--- START Selected passage ---

Which Arena Surface

Katrina L

Member
Joined
9 March 2016
Messages
23
Visit site
Hi All, I'm having an arena built at home and would appreciate some advice on which surface to use. We are in the West of Ireland so plenty of rain but it's on a good site with good drainage. Use will be light to medium.
 
I had Combi-ride and I was very pleased with it. But after four years, there is almost no sign of the fibre or the little rubber shreds, it's all rotted away. At the local competition venue, their carpet has also rotted away to nothing in a similar time frame. Martin Collins told me all natural surfaces will rot, it has to be synthetic, so you might look out for that.

If I was to do another, I'd stick with sand and rubber, but I'm having great success with dog hair and sheep wool as fibre on mine now :) it will disappear in time too (slowly) but I have an endless source so that's not an issue.
 
We have silica sand, and hopefully will be topping it today with carpet fibre from Valley Equestrian. AFAIK they supply Martin Collins and Charles Britton and I think this is the Clopf product.

--- END Selected passage ---
--- START Records for the exercise ---

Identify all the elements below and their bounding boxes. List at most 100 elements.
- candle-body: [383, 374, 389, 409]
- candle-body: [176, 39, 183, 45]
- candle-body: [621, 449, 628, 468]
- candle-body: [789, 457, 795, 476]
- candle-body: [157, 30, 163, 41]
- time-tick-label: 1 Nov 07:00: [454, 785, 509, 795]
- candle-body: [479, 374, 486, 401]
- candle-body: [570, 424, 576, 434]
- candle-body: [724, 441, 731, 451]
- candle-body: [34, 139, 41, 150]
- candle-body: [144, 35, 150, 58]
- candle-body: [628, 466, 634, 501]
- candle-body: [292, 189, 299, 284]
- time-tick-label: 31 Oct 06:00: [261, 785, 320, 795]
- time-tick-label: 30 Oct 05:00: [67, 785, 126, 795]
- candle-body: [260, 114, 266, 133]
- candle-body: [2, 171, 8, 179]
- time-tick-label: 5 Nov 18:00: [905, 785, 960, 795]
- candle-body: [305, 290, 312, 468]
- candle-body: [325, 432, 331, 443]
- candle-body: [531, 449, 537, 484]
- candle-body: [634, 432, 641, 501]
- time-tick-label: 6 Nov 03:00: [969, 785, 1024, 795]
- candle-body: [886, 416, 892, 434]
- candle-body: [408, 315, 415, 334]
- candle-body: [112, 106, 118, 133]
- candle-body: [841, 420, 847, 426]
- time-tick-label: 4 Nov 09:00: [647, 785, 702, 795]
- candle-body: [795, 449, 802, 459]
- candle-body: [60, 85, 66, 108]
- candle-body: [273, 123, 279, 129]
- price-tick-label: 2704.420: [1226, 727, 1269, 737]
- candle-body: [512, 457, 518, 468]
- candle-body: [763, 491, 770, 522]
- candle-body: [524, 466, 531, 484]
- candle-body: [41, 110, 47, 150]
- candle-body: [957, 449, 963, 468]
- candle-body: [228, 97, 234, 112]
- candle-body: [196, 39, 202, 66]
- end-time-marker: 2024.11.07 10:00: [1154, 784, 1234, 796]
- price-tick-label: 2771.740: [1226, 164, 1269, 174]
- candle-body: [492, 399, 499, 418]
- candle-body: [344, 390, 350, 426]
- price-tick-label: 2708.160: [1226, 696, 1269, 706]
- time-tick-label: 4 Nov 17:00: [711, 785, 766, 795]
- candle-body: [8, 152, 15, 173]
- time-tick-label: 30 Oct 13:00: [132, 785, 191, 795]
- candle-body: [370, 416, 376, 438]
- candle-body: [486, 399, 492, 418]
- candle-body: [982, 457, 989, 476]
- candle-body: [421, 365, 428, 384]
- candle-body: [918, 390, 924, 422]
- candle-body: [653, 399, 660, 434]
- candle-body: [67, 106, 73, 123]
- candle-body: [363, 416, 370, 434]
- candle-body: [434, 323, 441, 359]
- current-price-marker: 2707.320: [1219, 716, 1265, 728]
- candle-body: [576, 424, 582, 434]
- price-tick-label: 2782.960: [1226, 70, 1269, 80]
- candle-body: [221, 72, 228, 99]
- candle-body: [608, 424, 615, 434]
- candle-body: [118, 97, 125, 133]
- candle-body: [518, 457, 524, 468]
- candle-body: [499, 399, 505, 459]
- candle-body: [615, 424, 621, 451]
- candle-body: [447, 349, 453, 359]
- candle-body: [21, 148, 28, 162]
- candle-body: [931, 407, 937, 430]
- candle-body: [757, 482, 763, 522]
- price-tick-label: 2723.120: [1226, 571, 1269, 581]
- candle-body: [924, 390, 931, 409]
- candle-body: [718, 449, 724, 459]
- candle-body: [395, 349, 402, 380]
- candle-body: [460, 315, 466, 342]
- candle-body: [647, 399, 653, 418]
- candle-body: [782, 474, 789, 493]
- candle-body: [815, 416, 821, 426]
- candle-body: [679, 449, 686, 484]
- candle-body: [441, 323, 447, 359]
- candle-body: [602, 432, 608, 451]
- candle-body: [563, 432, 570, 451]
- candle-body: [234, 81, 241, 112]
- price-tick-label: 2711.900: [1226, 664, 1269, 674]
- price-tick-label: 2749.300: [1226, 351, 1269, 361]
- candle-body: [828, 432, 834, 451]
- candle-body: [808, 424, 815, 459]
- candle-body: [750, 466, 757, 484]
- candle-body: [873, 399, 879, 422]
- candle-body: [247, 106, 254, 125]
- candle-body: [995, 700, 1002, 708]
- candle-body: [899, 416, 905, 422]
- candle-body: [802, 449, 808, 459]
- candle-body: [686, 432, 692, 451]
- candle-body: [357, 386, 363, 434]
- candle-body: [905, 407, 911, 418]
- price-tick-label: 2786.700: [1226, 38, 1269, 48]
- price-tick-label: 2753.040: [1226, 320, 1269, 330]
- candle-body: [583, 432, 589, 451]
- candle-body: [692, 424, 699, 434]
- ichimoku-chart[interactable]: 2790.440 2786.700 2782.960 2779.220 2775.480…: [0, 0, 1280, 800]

--- END Records for the exercise ---
--- START Records for the exercise ---

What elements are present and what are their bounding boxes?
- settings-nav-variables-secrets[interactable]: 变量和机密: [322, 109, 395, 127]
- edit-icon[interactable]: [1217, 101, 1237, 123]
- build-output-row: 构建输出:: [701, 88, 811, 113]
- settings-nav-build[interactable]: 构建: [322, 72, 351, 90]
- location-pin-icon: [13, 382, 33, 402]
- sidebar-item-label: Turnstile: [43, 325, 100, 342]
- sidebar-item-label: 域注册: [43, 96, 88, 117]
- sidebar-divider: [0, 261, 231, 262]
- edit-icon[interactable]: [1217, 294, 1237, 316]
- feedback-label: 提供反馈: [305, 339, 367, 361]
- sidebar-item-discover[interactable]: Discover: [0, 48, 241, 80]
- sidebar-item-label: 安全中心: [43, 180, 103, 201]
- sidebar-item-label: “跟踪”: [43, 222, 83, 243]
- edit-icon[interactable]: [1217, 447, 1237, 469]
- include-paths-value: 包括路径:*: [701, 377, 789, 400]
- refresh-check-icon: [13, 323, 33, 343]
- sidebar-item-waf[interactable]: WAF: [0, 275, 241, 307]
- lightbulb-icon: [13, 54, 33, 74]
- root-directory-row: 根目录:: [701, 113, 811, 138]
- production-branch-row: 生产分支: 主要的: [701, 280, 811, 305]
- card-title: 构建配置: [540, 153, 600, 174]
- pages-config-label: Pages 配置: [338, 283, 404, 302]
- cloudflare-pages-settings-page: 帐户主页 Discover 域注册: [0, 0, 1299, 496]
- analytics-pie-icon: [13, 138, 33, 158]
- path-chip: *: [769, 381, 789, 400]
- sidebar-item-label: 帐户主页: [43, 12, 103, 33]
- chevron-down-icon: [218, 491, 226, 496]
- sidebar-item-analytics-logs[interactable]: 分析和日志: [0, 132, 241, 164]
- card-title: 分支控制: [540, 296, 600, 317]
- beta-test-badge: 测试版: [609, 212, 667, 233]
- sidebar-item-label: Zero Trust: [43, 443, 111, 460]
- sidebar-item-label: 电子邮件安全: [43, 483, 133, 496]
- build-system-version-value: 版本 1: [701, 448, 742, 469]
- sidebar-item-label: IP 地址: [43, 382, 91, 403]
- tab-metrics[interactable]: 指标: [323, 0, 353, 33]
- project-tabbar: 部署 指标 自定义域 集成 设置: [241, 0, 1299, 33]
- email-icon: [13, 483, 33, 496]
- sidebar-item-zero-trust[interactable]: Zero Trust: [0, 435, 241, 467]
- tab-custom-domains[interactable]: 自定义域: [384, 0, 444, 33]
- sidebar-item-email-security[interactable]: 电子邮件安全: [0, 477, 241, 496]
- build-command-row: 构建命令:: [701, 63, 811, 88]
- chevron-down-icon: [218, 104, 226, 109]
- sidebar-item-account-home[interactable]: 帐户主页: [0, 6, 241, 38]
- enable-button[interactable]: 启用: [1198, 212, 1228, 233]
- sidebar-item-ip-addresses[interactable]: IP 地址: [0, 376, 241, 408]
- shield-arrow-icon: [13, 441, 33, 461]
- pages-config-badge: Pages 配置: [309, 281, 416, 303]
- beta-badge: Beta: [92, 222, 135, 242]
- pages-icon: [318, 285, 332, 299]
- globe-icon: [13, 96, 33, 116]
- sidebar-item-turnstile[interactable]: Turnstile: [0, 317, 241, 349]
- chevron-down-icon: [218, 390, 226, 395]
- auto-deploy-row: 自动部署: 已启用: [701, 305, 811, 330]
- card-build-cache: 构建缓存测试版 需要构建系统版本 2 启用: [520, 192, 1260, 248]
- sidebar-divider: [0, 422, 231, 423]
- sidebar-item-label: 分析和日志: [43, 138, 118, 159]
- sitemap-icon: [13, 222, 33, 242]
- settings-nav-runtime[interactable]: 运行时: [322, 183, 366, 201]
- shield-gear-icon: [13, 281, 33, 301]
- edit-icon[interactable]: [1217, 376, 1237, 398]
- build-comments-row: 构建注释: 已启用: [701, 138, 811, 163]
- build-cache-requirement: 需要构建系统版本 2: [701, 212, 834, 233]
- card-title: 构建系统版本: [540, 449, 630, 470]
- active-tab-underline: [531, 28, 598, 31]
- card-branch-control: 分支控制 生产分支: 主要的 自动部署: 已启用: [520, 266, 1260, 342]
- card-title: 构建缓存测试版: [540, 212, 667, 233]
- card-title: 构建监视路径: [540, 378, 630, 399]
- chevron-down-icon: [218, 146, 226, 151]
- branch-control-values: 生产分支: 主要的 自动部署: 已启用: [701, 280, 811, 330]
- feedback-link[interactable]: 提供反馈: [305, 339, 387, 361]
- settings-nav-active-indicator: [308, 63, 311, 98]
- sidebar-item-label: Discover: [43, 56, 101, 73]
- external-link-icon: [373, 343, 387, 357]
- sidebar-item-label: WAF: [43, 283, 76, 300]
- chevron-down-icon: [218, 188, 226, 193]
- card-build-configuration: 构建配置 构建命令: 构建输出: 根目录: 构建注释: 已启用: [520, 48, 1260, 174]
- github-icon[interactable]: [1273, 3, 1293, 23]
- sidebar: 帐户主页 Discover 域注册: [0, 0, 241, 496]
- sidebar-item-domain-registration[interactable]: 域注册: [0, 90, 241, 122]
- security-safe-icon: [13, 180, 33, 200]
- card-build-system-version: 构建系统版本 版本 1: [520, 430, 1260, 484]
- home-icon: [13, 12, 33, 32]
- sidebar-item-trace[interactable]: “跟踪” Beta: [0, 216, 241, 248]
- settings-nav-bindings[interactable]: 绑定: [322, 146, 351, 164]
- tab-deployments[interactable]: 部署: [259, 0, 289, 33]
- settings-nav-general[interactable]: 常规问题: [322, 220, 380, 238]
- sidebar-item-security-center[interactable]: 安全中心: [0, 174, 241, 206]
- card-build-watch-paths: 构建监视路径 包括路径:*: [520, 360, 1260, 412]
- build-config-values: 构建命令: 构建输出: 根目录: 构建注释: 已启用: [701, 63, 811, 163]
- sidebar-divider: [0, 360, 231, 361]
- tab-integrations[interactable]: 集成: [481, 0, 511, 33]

--- END Records for the exercise ---

Jobs =
a) According to the arena surface thread, what did Martin Collins say about natural surfaces?
b) In the rows, copy out the stretch from the line containing "Identify all the" through the line containing "- time-tick-label: 30 Oct 05:00: [67, 785, 126, 795]", including both of those lines.

Answers given =
a) He said all natural surfaces will rot, so the surface has to be synthetic.

b)
Identify all the elements below and their bounding boxes. List at most 100 elements.
- candle-body: [383, 374, 389, 409]
- candle-body: [176, 39, 183, 45]
- candle-body: [621, 449, 628, 468]
- candle-body: [789, 457, 795, 476]
- candle-body: [157, 30, 163, 41]
- time-tick-label: 1 Nov 07:00: [454, 785, 509, 795]
- candle-body: [479, 374, 486, 401]
- candle-body: [570, 424, 576, 434]
- candle-body: [724, 441, 731, 451]
- candle-body: [34, 139, 41, 150]
- candle-body: [144, 35, 150, 58]
- candle-body: [628, 466, 634, 501]
- candle-body: [292, 189, 299, 284]
- time-tick-label: 31 Oct 06:00: [261, 785, 320, 795]
- time-tick-label: 30 Oct 05:00: [67, 785, 126, 795]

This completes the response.